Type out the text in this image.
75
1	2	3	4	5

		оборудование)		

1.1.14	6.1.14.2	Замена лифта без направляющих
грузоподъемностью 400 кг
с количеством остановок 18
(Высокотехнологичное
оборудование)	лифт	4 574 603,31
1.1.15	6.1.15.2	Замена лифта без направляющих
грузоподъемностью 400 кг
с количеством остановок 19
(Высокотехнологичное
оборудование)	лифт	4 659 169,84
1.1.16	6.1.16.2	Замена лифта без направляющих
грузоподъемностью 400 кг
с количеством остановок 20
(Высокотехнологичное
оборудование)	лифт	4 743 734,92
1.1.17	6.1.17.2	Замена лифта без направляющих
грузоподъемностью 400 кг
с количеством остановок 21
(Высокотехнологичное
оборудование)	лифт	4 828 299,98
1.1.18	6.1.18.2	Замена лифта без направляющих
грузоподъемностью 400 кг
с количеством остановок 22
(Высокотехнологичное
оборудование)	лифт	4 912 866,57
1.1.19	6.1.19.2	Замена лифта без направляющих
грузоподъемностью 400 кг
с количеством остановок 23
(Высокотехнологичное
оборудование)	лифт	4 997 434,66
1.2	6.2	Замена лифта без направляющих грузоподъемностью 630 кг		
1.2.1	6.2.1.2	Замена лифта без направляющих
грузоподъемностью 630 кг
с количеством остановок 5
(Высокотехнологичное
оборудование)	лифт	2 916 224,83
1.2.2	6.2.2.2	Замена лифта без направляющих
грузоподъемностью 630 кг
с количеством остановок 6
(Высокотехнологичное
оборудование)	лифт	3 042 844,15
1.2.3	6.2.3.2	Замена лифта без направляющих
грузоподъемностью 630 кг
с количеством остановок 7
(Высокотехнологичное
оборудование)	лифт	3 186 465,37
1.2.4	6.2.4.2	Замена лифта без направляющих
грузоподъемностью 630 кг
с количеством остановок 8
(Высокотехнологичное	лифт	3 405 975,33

····················

Go through the entries above and copy every line containing "количеством".

с количеством остановок 18
с количеством остановок 19
с количеством остановок 20
с количеством остановок 21
с количеством остановок 22
с количеством остановок 23
с количеством остановок 5
с количеством остановок 6
с количеством остановок 7
с количеством остановок 8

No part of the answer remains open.